Written request: Extract each line from the entries below that has the string "name" in it.

Task data:
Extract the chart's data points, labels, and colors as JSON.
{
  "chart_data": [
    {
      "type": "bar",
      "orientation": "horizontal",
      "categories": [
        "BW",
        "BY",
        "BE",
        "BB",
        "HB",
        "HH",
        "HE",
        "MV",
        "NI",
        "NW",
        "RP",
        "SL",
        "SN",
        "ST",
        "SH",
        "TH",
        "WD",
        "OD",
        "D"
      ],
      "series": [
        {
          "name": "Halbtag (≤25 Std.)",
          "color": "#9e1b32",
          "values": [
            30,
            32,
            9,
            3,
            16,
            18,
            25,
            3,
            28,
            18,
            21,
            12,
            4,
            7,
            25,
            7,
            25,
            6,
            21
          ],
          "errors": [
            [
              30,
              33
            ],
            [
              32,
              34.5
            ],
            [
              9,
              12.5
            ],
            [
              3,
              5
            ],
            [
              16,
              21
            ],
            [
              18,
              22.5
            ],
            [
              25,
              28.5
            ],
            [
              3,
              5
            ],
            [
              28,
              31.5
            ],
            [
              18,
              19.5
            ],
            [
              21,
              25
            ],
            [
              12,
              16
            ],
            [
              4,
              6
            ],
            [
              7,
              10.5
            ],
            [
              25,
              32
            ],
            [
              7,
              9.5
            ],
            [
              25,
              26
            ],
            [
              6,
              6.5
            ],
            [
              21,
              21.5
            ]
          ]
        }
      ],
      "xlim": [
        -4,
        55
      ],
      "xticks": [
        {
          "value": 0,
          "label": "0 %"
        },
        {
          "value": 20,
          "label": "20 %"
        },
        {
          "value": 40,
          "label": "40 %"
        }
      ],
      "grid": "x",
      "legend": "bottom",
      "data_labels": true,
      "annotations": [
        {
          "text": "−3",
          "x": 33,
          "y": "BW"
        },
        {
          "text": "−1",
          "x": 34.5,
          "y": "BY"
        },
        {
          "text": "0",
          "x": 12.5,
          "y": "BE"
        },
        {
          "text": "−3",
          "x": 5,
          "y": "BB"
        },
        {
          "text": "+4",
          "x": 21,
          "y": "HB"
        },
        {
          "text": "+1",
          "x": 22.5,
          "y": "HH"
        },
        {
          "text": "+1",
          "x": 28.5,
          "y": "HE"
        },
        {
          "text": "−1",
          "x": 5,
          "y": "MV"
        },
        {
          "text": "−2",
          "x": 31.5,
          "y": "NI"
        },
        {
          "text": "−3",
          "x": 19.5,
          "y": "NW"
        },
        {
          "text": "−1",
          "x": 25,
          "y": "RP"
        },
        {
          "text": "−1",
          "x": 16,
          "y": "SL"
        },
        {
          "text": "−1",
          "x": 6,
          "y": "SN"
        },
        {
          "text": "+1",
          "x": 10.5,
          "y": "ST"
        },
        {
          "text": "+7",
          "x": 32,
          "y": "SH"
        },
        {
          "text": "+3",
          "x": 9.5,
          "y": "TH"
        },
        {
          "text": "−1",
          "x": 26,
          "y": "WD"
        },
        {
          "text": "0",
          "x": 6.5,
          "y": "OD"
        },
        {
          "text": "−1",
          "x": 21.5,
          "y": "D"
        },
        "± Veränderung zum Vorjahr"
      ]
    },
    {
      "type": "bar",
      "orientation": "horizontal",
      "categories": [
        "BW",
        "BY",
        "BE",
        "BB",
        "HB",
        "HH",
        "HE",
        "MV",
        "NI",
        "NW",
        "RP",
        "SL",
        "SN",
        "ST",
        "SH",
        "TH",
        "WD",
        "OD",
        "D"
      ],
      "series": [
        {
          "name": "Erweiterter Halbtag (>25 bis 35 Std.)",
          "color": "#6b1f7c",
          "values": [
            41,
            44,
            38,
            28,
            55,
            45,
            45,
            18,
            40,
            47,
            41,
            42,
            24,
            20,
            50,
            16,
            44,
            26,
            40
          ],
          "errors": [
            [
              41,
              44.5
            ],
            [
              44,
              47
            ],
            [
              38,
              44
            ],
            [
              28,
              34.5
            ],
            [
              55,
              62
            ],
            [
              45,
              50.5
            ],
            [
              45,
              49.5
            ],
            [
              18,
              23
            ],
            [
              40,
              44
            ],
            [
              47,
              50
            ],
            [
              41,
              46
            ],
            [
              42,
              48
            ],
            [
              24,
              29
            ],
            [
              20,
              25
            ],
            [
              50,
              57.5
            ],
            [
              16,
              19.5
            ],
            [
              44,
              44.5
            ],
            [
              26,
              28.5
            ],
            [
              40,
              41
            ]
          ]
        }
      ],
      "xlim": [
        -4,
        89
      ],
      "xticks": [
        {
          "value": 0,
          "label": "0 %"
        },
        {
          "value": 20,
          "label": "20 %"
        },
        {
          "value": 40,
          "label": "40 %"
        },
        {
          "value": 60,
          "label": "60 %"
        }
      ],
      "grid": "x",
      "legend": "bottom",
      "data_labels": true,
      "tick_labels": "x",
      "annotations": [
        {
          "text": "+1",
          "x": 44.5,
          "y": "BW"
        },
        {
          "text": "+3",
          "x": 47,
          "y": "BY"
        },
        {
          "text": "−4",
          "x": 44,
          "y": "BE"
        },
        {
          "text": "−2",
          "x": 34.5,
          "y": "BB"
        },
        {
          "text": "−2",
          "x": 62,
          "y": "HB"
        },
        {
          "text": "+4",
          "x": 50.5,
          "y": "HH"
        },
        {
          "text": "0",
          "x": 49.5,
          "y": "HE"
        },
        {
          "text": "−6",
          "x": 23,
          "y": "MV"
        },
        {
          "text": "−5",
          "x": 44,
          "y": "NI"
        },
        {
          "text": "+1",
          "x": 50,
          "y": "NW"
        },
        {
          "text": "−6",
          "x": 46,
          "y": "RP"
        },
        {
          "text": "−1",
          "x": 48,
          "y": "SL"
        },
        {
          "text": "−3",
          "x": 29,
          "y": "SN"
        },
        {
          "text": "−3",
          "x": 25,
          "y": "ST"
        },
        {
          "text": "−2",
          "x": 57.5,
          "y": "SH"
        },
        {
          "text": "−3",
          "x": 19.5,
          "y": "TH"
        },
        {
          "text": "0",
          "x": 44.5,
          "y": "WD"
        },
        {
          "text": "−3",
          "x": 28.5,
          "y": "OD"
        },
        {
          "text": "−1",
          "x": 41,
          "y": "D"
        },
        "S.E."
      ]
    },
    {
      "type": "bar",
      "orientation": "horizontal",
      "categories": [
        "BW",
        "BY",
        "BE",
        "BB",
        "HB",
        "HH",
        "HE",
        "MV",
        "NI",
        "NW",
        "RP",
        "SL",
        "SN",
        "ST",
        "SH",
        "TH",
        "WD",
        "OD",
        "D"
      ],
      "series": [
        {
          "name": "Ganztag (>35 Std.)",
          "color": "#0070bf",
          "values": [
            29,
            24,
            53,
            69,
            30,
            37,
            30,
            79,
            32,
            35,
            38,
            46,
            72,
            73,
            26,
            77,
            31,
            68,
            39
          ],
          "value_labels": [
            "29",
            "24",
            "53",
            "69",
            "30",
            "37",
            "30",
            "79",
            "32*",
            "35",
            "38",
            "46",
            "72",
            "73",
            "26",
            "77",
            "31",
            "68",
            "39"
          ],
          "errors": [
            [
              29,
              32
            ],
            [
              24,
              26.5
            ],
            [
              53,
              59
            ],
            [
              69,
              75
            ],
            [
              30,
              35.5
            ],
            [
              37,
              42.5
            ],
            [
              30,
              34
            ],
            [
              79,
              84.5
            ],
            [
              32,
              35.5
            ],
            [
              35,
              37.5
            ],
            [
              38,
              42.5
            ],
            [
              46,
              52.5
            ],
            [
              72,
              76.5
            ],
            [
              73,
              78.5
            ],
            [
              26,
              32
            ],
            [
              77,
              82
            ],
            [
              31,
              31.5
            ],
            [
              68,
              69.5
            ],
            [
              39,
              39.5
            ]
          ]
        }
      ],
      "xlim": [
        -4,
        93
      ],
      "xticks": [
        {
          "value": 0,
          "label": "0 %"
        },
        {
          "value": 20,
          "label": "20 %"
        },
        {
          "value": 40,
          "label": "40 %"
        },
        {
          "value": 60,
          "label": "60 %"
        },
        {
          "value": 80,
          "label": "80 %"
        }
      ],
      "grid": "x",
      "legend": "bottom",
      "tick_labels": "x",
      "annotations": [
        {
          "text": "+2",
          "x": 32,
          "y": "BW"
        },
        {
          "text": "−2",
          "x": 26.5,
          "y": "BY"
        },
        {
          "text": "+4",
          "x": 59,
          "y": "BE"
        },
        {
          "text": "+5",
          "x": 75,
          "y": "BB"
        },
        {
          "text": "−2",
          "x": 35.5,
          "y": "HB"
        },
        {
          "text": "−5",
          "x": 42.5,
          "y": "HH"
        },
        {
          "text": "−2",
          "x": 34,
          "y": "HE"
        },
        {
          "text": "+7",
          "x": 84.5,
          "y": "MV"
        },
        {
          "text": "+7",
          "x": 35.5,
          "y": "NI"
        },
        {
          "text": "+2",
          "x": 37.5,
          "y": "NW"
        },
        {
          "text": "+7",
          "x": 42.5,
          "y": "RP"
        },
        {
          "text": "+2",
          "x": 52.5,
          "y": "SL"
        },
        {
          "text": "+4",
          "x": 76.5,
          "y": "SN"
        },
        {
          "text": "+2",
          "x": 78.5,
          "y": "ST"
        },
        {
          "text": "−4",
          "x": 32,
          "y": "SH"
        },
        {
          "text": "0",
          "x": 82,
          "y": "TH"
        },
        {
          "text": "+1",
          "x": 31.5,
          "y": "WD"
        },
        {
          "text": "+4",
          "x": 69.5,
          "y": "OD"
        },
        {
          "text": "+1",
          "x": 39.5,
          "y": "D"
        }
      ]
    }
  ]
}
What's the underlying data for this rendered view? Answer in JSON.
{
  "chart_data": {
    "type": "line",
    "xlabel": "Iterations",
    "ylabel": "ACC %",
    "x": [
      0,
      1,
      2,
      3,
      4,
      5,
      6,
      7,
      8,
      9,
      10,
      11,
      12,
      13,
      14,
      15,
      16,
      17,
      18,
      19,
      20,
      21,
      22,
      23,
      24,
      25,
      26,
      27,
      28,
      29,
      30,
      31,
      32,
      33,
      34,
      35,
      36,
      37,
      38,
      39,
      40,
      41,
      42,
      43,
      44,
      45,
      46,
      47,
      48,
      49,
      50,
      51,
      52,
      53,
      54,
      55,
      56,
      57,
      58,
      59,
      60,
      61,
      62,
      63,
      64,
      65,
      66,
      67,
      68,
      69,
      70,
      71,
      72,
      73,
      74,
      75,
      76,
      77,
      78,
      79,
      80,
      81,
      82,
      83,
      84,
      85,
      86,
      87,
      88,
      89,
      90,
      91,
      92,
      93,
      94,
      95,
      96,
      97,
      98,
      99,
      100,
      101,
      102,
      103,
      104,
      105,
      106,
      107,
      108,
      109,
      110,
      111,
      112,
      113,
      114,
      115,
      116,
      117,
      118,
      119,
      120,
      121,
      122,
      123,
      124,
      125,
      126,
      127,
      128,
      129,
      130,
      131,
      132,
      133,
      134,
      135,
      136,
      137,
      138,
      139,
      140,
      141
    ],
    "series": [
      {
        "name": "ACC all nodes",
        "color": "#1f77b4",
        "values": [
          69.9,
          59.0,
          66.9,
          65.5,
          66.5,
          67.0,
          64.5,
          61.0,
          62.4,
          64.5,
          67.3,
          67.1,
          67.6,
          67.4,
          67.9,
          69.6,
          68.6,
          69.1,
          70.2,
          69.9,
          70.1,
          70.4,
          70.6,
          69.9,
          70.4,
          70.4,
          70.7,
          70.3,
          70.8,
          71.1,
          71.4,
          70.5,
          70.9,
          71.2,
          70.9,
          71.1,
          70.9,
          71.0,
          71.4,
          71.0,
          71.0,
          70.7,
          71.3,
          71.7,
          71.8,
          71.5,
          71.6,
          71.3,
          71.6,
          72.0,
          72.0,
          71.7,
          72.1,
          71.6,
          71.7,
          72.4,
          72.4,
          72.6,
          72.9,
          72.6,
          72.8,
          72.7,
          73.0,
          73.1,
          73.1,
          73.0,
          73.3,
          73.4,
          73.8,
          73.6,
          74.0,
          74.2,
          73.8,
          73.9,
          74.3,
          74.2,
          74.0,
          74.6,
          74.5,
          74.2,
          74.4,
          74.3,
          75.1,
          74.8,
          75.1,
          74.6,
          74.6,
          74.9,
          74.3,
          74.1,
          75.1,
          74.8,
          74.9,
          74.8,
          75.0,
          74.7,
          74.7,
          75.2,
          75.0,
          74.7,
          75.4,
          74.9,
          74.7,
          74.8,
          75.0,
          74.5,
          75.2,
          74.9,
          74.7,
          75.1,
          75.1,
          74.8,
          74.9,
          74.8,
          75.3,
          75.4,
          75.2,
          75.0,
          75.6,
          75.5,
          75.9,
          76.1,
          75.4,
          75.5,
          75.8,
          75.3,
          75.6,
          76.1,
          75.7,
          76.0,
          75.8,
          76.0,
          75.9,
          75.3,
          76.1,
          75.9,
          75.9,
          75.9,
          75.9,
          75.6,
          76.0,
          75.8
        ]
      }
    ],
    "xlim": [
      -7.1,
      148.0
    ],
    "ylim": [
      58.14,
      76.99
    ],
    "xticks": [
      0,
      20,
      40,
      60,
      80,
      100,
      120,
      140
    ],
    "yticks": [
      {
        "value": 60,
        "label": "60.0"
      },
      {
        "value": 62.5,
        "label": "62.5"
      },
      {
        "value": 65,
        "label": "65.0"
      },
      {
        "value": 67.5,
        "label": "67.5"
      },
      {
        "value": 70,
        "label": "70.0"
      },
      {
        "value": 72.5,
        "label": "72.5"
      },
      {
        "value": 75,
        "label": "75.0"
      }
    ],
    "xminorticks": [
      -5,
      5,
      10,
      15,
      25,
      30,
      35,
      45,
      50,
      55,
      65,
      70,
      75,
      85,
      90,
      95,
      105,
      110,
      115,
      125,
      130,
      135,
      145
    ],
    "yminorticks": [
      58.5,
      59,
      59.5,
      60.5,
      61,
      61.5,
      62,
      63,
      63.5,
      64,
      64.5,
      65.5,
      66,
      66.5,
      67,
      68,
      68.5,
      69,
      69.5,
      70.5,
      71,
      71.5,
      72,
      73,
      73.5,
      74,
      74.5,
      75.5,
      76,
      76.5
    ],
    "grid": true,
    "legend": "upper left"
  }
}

Exercise solution:
          "name": "Halbtag (≤25 Std.)",
          "name": "Erweiterter Halbtag (>25 bis 35 Std.)",
          "name": "Ganztag (>35 Std.)",
        "name": "ACC all nodes",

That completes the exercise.